Return the material word for word. Do not include pictures.
[BEGIN Listed entries]
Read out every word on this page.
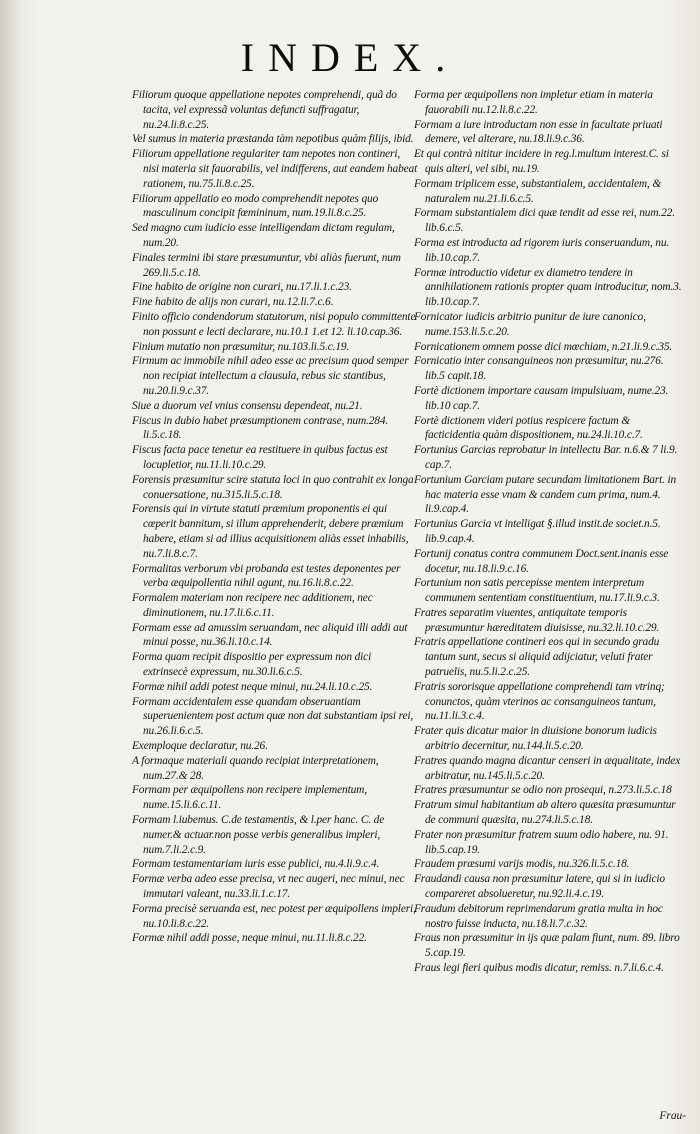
INDEX.

Filiorum quoque appellatione nepotes comprehendi, quã do tacita, vel expressã voluntas defuncti suffragatur, nu.24.li.8.c.25.

Vel sumus in materia præstanda tàm nepotibus quàm filijs, ibid.

Filiorum appellatione regulariter tam nepotes non contineri, nisi materia sit fauorabilis, vel indifferens, aut eandem habeat rationem, nu.75.li.8.c.25.

Filiorum appellatio eo modo comprehendit nepotes quo masculinum concipit fœmininum, num.19.li.8.c.25.

Sed magno cum iudicio esse intelligendam dictam regulam, num.20.

Finales termini ibi stare præsumuntur, vbi aliàs fuerunt, num 269.li.5.c.18.

Fine habito de origine non curari, nu.17.li.1.c.23.

Fine habito de alijs non curari, nu.12.li.7.c.6.

Finito officio condendorum statutorum, nisi populo committente non possunt e lecti declarare, nu.10.1 1.et 12. li.10.cap.36.

Finium mutatio non præsumitur, nu.103.li.5.c.19.

Firmum ac immobile nihil adeo esse ac precisum quod semper non recipiat intellectum a clausula, rebus sic stantibus, nu.20.li.9.c.37.

Siue a duorum vel vnius consensu dependeat, nu.21.

Fiscus in dubio habet præsumptionem contrase, num.284. li.5.c.18.

Fiscus facta pace tenetur ea restituere in quibus factus est locupletior, nu.11.li.10.c.29.

Forensis præsumitur scire statuta loci in quo contrahit ex longa conuersatione, nu.315.li.5.c.18.

Forensis qui in virtute statuti præmium proponentis ei qui cœperit bannitum, si illum apprehenderit, debere præmium habere, etiam si ad illius acquisitionem aliàs esset inhabilis, nu.7.li.8.c.7.

Formalitas verborum vbi probanda est testes deponentes per verba æquipollentia nihil agunt, nu.16.li.8.c.22.

Formalem materiam non recipere nec additionem, nec diminutionem, nu.17.li.6.c.11.

Formam esse ad amussim seruandam, nec aliquid illi addi aut minui posse, nu.36.li.10.c.14.

Forma quam recipit dispositio per expressum non dici extrinsecè expressum, nu.30.li.6.c.5.

Formæ nihil addi potest neque minui, nu.24.li.10.c.25.

Formam accidentalem esse quandam obseruantiam superuenientem post actum quæ non dat substantiam ipsi rei, nu.26.li.6.c.5.

Exemploque declaratur, nu.26.

A formaque materiali quando recipiat interpretationem, num.27.& 28.

Formam per æquipollens non recipere implementum, nume.15.li.6.c.11.

Formam l.iubemus. C.de testamentis, & l.per hanc. C. de numer.& actuar.non posse verbis generalibus impleri, num.7.li.2.c.9.

Formam testamentariam iuris esse publici, nu.4.li.9.c.4.

Formæ verba adeo esse precisa, vt nec augeri, nec minui, nec immutari valeant, nu.33.li.1.c.17.

Forma precisè seruanda est, nec potest per æquipollens impleri, nu.10.li.8.c.22.

Formæ nihil addi posse, neque minui, nu.11.li.8.c.22.

Forma per æquipollens non impletur etiam in materia fauorabili nu.12.li.8.c.22.

Formam a iure introductam non esse in facultate priuati demere, vel alterare, nu.18.li.9.c.36.

Et qui contrà nititur incidere in reg.l.multum interest.C. si quis alteri, vel sibi, nu.19.

Formam triplicem esse, substantialem, accidentalem, & naturalem nu.21.li.6.c.5.

Formam substantialem dici quæ tendit ad esse rei, num.22. lib.6.c.5.

Forma est introducta ad rigorem iuris conseruandum, nu. lib.10.cap.7.

Formæ introductio videtur ex diametro tendere in annihilationem rationis propter quam introducitur, nom.3. lib.10.cap.7.

Fornicator iudicis arbitrio punitur de iure canonico, nume.153.li.5.c.20.

Fornicationem omnem posse dici mœchiam, n.21.li.9.c.35.

Fornicatio inter consanguineos non præsumitur, nu.276. lib.5 capit.18.

Fortè dictionem importare causam impulsiuam, nume.23. lib.10 cap.7.

Fortè dictionem videri potius respicere factum & facticidentia quàm dispositionem, nu.24.li.10.c.7.

Fortunius Garcias reprobatur in intellectu Bar. n.6.& 7 li.9. cap.7.

Fortunium Garciam putare secundam limitationem Bart. in hac materia esse vnam & candem cum prima, num.4. li.9.cap.4.

Fortunius Garcia vt intelligat §.illud instit.de societ.n.5. lib.9.cap.4.

Fortunij conatus contra communem Doct.sent.inanis esse docetur, nu.18.li.9.c.16.

Fortunium non satis percepisse mentem interpretum communem sententiam constituentium, nu.17.li.9.c.3.

Fratres separatim viuentes, antiquitate temporis præsumuntur hæreditatem diuisisse, nu.32.li.10.c.29.

Fratris appellatione contineri eos qui in secundo gradu tantum sunt, secus si aliquid adijciatur, veluti frater patruelis, nu.5.li.2.c.25.

Fratris sororisque appellatione comprehendi tam vtrinq; conunctos, quàm vterinos ac consanguineos tantum, nu.11.li.3.c.4.

Frater quis dicatur maior in diuisione bonorum iudicis arbitrio decernitur, nu.144.li.5.c.20.

Fratres quando magna dicantur censeri in æqualitate, index arbitratur, nu.145.li.5.c.20.

Fratres præsumuntur se odio non prosequi, n.273.li.5.c.18

Fratrum simul habitantium ab altero quæsita præsumuntur de communi quæsita, nu.274.li.5.c.18.

Frater non præsumitur fratrem suum odio habere, nu. 91. lib.5.cap.19.

Fraudem præsumi varijs modis, nu.326.li.5.c.18.

Fraudandi causa non præsumitur latere, qui si in iudicio compareret absolueretur, nu.92.li.4.c.19.

Fraudum debitorum reprimendarum gratia multa in hoc nostro fuisse inducta, nu.18.li.7.c.32.

Fraus non præsumitur in ijs quæ palam fiunt, num. 89. libro 5.cap.19.

Fraus legi fieri quibus modis dicatur, remiss. n.7.li.6.c.4.

Frau-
[END Listed entries]
• _Response to the task_:
Read out every word on this page.
INDEX.

Filiorum quoque appellatione nepotes comprehendi, quã do tacita, vel expressã voluntas defuncti suffragatur, nu.24.li.8.c.25.

Vel sumus in materia præstanda tàm nepotibus quàm filijs, ibid.

Filiorum appellatione regulariter tam nepotes non contineri, nisi materia sit fauorabilis, vel indifferens, aut eandem habeat rationem, nu.75.li.8.c.25.

Filiorum appellatio eo modo comprehendit nepotes quo masculinum concipit fœmininum, num.19.li.8.c.25.

Sed magno cum iudicio esse intelligendam dictam regulam, num.20.

Finales termini ibi stare præsumuntur, vbi aliàs fuerunt, num 269.li.5.c.18.

Fine habito de origine non curari, nu.17.li.1.c.23.

Fine habito de alijs non curari, nu.12.li.7.c.6.

Finito officio condendorum statutorum, nisi populo committente non possunt e lecti declarare, nu.10.1 1.et 12. li.10.cap.36.

Finium mutatio non præsumitur, nu.103.li.5.c.19.

Firmum ac immobile nihil adeo esse ac precisum quod semper non recipiat intellectum a clausula, rebus sic stantibus, nu.20.li.9.c.37.

Siue a duorum vel vnius consensu dependeat, nu.21.

Fiscus in dubio habet præsumptionem contrase, num.284. li.5.c.18.

Fiscus facta pace tenetur ea restituere in quibus factus est locupletior, nu.11.li.10.c.29.

Forensis præsumitur scire statuta loci in quo contrahit ex longa conuersatione, nu.315.li.5.c.18.

Forensis qui in virtute statuti præmium proponentis ei qui cœperit bannitum, si illum apprehenderit, debere præmium habere, etiam si ad illius acquisitionem aliàs esset inhabilis, nu.7.li.8.c.7.

Formalitas verborum vbi probanda est testes deponentes per verba æquipollentia nihil agunt, nu.16.li.8.c.22.

Formalem materiam non recipere nec additionem, nec diminutionem, nu.17.li.6.c.11.

Formam esse ad amussim seruandam, nec aliquid illi addi aut minui posse, nu.36.li.10.c.14.

Forma quam recipit dispositio per expressum non dici extrinsecè expressum, nu.30.li.6.c.5.

Formæ nihil addi potest neque minui, nu.24.li.10.c.25.

Formam accidentalem esse quandam obseruantiam superuenientem post actum quæ non dat substantiam ipsi rei, nu.26.li.6.c.5.

Exemploque declaratur, nu.26.

A formaque materiali quando recipiat interpretationem, num.27.& 28.

Formam per æquipollens non recipere implementum, nume.15.li.6.c.11.

Formam l.iubemus. C.de testamentis, & l.per hanc. C. de numer.& actuar.non posse verbis generalibus impleri, num.7.li.2.c.9.

Formam testamentariam iuris esse publici, nu.4.li.9.c.4.

Formæ verba adeo esse precisa, vt nec augeri, nec minui, nec immutari valeant, nu.33.li.1.c.17.

Forma precisè seruanda est, nec potest per æquipollens impleri, nu.10.li.8.c.22.

Formæ nihil addi posse, neque minui, nu.11.li.8.c.22.

Forma per æquipollens non impletur etiam in materia fauorabili nu.12.li.8.c.22.

Formam a iure introductam non esse in facultate priuati demere, vel alterare, nu.18.li.9.c.36.

Et qui contrà nititur incidere in reg.l.multum interest.C. si quis alteri, vel sibi, nu.19.

Formam triplicem esse, substantialem, accidentalem, & naturalem nu.21.li.6.c.5.

Formam substantialem dici quæ tendit ad esse rei, num.22. lib.6.c.5.

Forma est introducta ad rigorem iuris conseruandum, nu. lib.10.cap.7.

Formæ introductio videtur ex diametro tendere in annihilationem rationis propter quam introducitur, nom.3. lib.10.cap.7.

Fornicator iudicis arbitrio punitur de iure canonico, nume.153.li.5.c.20.

Fornicationem omnem posse dici mœchiam, n.21.li.9.c.35.

Fornicatio inter consanguineos non præsumitur, nu.276. lib.5 capit.18.

Fortè dictionem importare causam impulsiuam, nume.23. lib.10 cap.7.

Fortè dictionem videri potius respicere factum & facticidentia quàm dispositionem, nu.24.li.10.c.7.

Fortunius Garcias reprobatur in intellectu Bar. n.6.& 7 li.9. cap.7.

Fortunium Garciam putare secundam limitationem Bart. in hac materia esse vnam & candem cum prima, num.4. li.9.cap.4.

Fortunius Garcia vt intelligat §.illud instit.de societ.n.5. lib.9.cap.4.

Fortunij conatus contra communem Doct.sent.inanis esse docetur, nu.18.li.9.c.16.

Fortunium non satis percepisse mentem interpretum communem sententiam constituentium, nu.17.li.9.c.3.

Fratres separatim viuentes, antiquitate temporis præsumuntur hæreditatem diuisisse, nu.32.li.10.c.29.

Fratris appellatione contineri eos qui in secundo gradu tantum sunt, secus si aliquid adijciatur, veluti frater patruelis, nu.5.li.2.c.25.

Fratris sororisque appellatione comprehendi tam vtrinq; conunctos, quàm vterinos ac consanguineos tantum, nu.11.li.3.c.4.

Frater quis dicatur maior in diuisione bonorum iudicis arbitrio decernitur, nu.144.li.5.c.20.

Fratres quando magna dicantur censeri in æqualitate, index arbitratur, nu.145.li.5.c.20.

Fratres præsumuntur se odio non prosequi, n.273.li.5.c.18

Fratrum simul habitantium ab altero quæsita præsumuntur de communi quæsita, nu.274.li.5.c.18.

Frater non præsumitur fratrem suum odio habere, nu. 91. lib.5.cap.19.

Fraudem præsumi varijs modis, nu.326.li.5.c.18.

Fraudandi causa non præsumitur latere, qui si in iudicio compareret absolueretur, nu.92.li.4.c.19.

Fraudum debitorum reprimendarum gratia multa in hoc nostro fuisse inducta, nu.18.li.7.c.32.

Fraus non præsumitur in ijs quæ palam fiunt, num. 89. libro 5.cap.19.

Fraus legi fieri quibus modis dicatur, remiss. n.7.li.6.c.4.

Frau-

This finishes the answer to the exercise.